→ **Required work**
Starting with the line that contains "bar-replacement_cost (149, 372, 558, 381)" and going on through the line that contains "chart-panel: Rental Rate", express each line of the material as one string in a JSON list, leaving out blank lines.

→ **Data entries**
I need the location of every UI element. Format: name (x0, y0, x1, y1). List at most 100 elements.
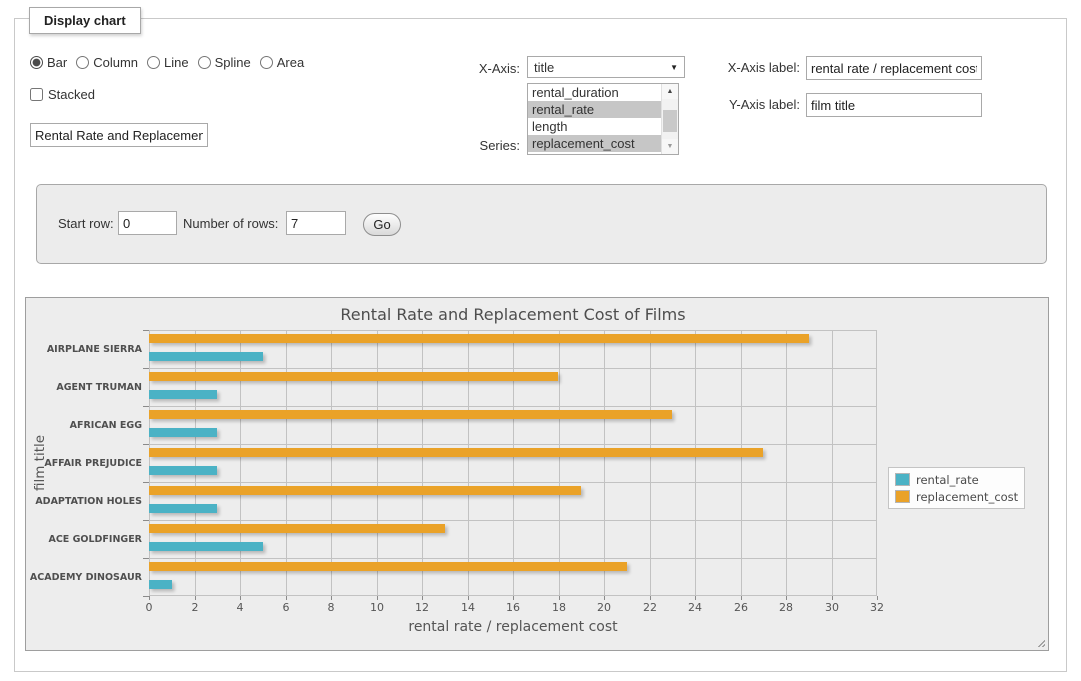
bar-replacement_cost (149, 372, 558, 381)
chart-type-option-spline[interactable]: Spline (198, 55, 251, 70)
xaxis-select[interactable]: title ▼ (527, 56, 685, 78)
series-option-replacement_cost[interactable]: replacement_cost (528, 135, 661, 152)
chart-type-label: Line (164, 55, 189, 70)
category-label: AFRICAN EGG (40, 406, 142, 444)
xaxis-tick-mark (695, 596, 696, 600)
xaxis-tick-mark (240, 596, 241, 600)
xaxis-tick-label: 28 (766, 601, 806, 614)
yaxis-tick-mark (143, 596, 149, 597)
start-row-label: Start row: (58, 216, 114, 231)
xaxis-tick-mark (832, 596, 833, 600)
chart-type-radio-bar[interactable] (30, 56, 43, 69)
gridline-vertical (513, 330, 514, 596)
chart-type-radio-area[interactable] (260, 56, 273, 69)
xaxis-tick-label: 8 (311, 601, 351, 614)
gridline-vertical (331, 330, 332, 596)
start-row-input[interactable] (118, 211, 177, 235)
chart-type-radio-line[interactable] (147, 56, 160, 69)
resize-handle-icon[interactable] (1035, 637, 1045, 647)
legend-item: replacement_cost (895, 488, 1018, 505)
xaxis-tick-label: 16 (493, 601, 533, 614)
chart-panel: Rental Rate and Replacement Cost of Film… (25, 297, 1049, 651)
chart-type-radio-group: Bar Column Line Spline Area (30, 55, 313, 70)
xaxis-tick-mark (422, 596, 423, 600)
category-label: ACADEMY DINOSAUR (40, 558, 142, 596)
listbox-scrollbar[interactable]: ▲ ▼ (661, 84, 678, 154)
series-listbox-items: rental_durationrental_ratelengthreplacem… (528, 84, 678, 152)
category-label: ACE GOLDFINGER (40, 520, 142, 558)
chart-legend: rental_rate replacement_cost (888, 467, 1025, 509)
xaxis-tick-mark (559, 596, 560, 600)
xaxis-tick-label: 2 (175, 601, 215, 614)
chart-type-option-area[interactable]: Area (260, 55, 304, 70)
xaxis-tick-label: 24 (675, 601, 715, 614)
bar-replacement_cost (149, 410, 672, 419)
bar-rental_rate (149, 542, 263, 551)
xaxis-tick-mark (331, 596, 332, 600)
bar-rental_rate (149, 580, 172, 589)
xaxis-tick-mark (377, 596, 378, 600)
chart-title: Rental Rate and Replacement Cost of Film… (149, 305, 877, 324)
legend-label: replacement_cost (916, 490, 1018, 504)
xaxis-label-input[interactable] (806, 56, 982, 80)
gridline-horizontal (149, 482, 877, 483)
bar-rental_rate (149, 428, 217, 437)
series-option-rental_duration[interactable]: rental_duration (528, 84, 661, 101)
xaxis-tick-mark (149, 596, 150, 600)
bar-rental_rate (149, 466, 217, 475)
chart-type-option-bar[interactable]: Bar (30, 55, 67, 70)
chart-type-radio-spline[interactable] (198, 56, 211, 69)
xaxis-label-field-label: X-Axis label: (700, 60, 800, 75)
yaxis-tick-mark (143, 330, 149, 331)
xaxis-tick-mark (877, 596, 878, 600)
number-of-rows-input[interactable] (286, 211, 346, 235)
category-label: AIRPLANE SIERRA (40, 330, 142, 368)
gridline-vertical (422, 330, 423, 596)
chart-title-input[interactable] (30, 123, 208, 147)
gridline-horizontal (149, 406, 877, 407)
chart-type-label: Spline (215, 55, 251, 70)
series-option-length[interactable]: length (528, 118, 661, 135)
xaxis-tick-mark (513, 596, 514, 600)
yaxis-tick-mark (143, 482, 149, 483)
xaxis-tick-label: 18 (539, 601, 579, 614)
gridline-horizontal (149, 368, 877, 369)
gridline-vertical (377, 330, 378, 596)
chart-type-radio-column[interactable] (76, 56, 89, 69)
xaxis-tick-mark (650, 596, 651, 600)
gridline-horizontal (149, 520, 877, 521)
xaxis-tick-label: 20 (584, 601, 624, 614)
chart-type-label: Column (93, 55, 138, 70)
number-of-rows-label: Number of rows: (183, 216, 278, 231)
chart-type-option-line[interactable]: Line (147, 55, 189, 70)
gridline-vertical (195, 330, 196, 596)
chart-type-label: Area (277, 55, 304, 70)
stacked-checkbox[interactable] (30, 88, 43, 101)
yaxis-tick-mark (143, 444, 149, 445)
gridline-vertical (876, 330, 877, 596)
yaxis-tick-mark (143, 368, 149, 369)
legend-swatch-rental_rate (895, 473, 910, 486)
yaxis-tick-mark (143, 558, 149, 559)
gridline-horizontal (149, 444, 877, 445)
go-button[interactable]: Go (363, 213, 401, 236)
bar-rental_rate (149, 504, 217, 513)
chart-category-labels: AIRPLANE SIERRAAGENT TRUMANAFRICAN EGGAF… (40, 330, 142, 596)
yaxis-label-input[interactable] (806, 93, 982, 117)
xaxis-tick-label: 6 (266, 601, 306, 614)
legend-item: rental_rate (895, 471, 1018, 488)
gridline-vertical (604, 330, 605, 596)
xaxis-tick-label: 0 (129, 601, 169, 614)
scrollbar-thumb[interactable] (663, 110, 677, 132)
series-option-rental_rate[interactable]: rental_rate (528, 101, 661, 118)
rows-panel: Start row: Number of rows: Go (36, 184, 1047, 264)
xaxis-tick-label: 22 (630, 601, 670, 614)
scrollbar-up-icon[interactable]: ▲ (662, 84, 678, 99)
series-listbox[interactable]: rental_durationrental_ratelengthreplacem… (527, 83, 679, 155)
chart-type-option-column[interactable]: Column (76, 55, 138, 70)
category-label: AFFAIR PREJUDICE (40, 444, 142, 482)
bar-rental_rate (149, 390, 217, 399)
scrollbar-down-icon[interactable]: ▼ (662, 139, 678, 154)
xaxis-select-label: X-Axis: (420, 61, 520, 76)
xaxis-tick-label: 4 (220, 601, 260, 614)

→ **Solution below**
[
  "bar-replacement_cost (149, 372, 558, 381)",
  "chart-type-option-spline[interactable]: Spline (198, 55, 251, 70)",
  "xaxis-select[interactable]: title ▼ (527, 56, 685, 78)",
  "series-option-replacement_cost[interactable]: replacement_cost (528, 135, 661, 152)",
  "chart-type-label: Line (164, 55, 189, 70)",
  "category-label: AFRICAN EGG (40, 406, 142, 444)",
  "xaxis-tick-mark (695, 596, 696, 600)",
  "xaxis-tick-mark (240, 596, 241, 600)",
  "xaxis-tick-label: 28 (766, 601, 806, 614)",
  "yaxis-tick-mark (143, 596, 149, 597)",
  "start-row-label: Start row: (58, 216, 114, 231)",
  "xaxis-tick-mark (832, 596, 833, 600)",
  "chart-type-radio-bar[interactable] (30, 56, 43, 69)",
  "gridline-vertical (513, 330, 514, 596)",
  "chart-type-radio-area[interactable] (260, 56, 273, 69)",
  "xaxis-tick-label: 8 (311, 601, 351, 614)",
  "gridline-vertical (331, 330, 332, 596)",
  "start-row-input[interactable] (118, 211, 177, 235)",
  "chart-type-radio-line[interactable] (147, 56, 160, 69)",
  "resize-handle-icon[interactable] (1035, 637, 1045, 647)",
  "legend-item: replacement_cost (895, 488, 1018, 505)",
  "xaxis-tick-label: 16 (493, 601, 533, 614)",
  "chart-panel: Rental Rate and Replacement Cost of Film… (25, 297, 1049, 651)"
]